_Raw data_
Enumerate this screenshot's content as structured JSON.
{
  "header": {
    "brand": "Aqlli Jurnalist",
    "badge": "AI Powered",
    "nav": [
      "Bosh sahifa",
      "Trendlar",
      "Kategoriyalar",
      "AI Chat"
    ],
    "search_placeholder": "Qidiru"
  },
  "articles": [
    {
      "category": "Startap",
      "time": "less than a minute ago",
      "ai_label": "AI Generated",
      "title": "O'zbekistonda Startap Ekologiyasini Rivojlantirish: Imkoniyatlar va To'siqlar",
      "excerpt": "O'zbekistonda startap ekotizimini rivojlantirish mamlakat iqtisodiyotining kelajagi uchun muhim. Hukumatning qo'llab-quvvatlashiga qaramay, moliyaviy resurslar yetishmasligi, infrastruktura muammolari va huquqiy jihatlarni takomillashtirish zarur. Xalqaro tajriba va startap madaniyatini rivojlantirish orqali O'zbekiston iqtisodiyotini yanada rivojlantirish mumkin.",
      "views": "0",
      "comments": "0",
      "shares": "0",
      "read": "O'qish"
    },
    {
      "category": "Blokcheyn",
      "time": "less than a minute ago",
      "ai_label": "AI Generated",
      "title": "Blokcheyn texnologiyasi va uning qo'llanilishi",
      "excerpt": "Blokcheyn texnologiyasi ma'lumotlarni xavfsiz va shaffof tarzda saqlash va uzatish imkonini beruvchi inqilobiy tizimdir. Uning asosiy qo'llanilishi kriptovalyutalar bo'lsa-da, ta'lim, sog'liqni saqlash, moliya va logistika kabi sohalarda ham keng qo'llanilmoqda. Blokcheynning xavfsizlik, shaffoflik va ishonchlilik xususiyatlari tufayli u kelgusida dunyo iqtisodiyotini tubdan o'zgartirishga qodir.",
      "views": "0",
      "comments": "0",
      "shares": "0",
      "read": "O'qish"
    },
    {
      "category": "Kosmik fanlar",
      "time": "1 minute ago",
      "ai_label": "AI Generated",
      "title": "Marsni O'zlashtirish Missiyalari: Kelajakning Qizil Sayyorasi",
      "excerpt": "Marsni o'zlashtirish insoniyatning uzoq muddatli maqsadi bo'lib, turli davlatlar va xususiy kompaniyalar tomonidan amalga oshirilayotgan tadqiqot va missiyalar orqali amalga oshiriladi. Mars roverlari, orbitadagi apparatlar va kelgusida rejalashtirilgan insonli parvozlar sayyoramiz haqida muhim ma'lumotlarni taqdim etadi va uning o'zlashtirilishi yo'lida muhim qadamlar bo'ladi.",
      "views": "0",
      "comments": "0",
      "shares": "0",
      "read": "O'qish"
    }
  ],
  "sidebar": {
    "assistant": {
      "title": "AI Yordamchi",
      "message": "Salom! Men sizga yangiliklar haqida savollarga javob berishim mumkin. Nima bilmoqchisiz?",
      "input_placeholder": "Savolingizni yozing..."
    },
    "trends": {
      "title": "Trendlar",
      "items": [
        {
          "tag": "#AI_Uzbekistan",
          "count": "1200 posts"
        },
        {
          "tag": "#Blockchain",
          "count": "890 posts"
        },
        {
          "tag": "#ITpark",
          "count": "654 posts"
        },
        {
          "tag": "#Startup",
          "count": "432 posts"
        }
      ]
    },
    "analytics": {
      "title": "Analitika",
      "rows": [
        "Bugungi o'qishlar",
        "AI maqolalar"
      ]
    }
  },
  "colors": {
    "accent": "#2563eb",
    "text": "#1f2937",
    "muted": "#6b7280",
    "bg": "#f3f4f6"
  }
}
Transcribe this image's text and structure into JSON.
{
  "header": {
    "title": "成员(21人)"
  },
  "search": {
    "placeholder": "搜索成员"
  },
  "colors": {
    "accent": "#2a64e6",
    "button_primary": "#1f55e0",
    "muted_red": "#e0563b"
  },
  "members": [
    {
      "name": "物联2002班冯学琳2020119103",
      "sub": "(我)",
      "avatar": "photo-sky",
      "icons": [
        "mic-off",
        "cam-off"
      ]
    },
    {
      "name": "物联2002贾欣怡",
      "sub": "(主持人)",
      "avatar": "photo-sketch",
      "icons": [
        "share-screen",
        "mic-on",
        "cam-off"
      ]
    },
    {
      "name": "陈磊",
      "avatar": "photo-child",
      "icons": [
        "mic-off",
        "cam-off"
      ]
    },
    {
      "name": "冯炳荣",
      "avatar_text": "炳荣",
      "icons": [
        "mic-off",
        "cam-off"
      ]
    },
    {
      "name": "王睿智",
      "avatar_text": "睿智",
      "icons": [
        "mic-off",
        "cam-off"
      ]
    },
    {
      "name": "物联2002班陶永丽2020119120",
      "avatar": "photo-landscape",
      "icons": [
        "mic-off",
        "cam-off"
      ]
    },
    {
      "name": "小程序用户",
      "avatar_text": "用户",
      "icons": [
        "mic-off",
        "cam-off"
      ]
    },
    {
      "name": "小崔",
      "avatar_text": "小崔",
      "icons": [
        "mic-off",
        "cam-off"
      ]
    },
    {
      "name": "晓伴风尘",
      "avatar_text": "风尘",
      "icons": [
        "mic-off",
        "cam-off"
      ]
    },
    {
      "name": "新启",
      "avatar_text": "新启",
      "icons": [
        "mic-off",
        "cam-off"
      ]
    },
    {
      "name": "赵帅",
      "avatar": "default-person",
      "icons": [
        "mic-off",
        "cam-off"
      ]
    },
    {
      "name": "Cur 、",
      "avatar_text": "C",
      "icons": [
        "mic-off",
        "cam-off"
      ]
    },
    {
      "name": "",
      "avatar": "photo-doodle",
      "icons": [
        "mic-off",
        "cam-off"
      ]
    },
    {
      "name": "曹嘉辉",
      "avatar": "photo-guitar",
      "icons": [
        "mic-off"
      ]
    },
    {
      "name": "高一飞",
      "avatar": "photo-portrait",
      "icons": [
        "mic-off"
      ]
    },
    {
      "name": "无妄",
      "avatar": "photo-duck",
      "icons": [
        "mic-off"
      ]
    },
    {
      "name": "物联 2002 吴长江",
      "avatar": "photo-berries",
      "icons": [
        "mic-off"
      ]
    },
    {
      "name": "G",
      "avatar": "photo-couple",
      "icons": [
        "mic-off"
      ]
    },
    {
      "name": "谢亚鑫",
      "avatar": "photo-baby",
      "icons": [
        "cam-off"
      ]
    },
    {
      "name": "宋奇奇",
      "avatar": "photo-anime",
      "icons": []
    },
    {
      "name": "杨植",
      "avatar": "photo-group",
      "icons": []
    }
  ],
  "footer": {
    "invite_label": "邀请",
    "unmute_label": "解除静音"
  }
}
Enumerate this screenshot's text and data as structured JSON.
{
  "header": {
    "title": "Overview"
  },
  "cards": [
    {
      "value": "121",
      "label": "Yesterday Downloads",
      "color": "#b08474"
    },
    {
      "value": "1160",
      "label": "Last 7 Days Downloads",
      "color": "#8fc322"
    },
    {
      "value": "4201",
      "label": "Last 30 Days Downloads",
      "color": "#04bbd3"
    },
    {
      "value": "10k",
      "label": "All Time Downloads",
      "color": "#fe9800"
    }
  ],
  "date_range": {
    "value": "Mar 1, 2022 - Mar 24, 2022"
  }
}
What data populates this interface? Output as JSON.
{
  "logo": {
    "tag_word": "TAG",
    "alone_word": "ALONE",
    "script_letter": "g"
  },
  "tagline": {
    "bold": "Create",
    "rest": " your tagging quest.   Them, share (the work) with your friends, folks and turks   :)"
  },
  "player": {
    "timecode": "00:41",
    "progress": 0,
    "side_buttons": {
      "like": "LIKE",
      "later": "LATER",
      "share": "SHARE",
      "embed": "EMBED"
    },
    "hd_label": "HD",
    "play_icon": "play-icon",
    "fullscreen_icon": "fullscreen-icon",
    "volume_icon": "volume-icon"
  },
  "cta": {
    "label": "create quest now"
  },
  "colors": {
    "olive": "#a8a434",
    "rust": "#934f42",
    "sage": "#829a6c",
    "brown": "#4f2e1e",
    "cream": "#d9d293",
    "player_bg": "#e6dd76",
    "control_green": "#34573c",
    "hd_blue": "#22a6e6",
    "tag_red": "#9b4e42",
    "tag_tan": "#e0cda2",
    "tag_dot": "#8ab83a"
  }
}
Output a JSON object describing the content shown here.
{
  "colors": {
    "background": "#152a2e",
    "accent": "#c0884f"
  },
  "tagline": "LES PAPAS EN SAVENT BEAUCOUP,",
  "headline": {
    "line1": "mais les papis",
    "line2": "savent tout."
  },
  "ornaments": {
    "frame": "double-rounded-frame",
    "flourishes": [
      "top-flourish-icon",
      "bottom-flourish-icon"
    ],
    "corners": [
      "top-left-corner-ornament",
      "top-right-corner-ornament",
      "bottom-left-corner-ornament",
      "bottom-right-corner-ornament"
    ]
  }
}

_Goal_
From the line containing "Output a JSON" down to the final line of the data, write out every line exactly; both the first and last of these belong in your answer, and nothing else does.

_The response_
Output a JSON object describing the content shown here.
{
  "colors": {
    "background": "#152a2e",
    "accent": "#c0884f"
  },
  "tagline": "LES PAPAS EN SAVENT BEAUCOUP,",
  "headline": {
    "line1": "mais les papis",
    "line2": "savent tout."
  },
  "ornaments": {
    "frame": "double-rounded-frame",
    "flourishes": [
      "top-flourish-icon",
      "bottom-flourish-icon"
    ],
    "corners": [
      "top-left-corner-ornament",
      "top-right-corner-ornament",
      "bottom-left-corner-ornament",
      "bottom-right-corner-ornament"
    ]
  }
}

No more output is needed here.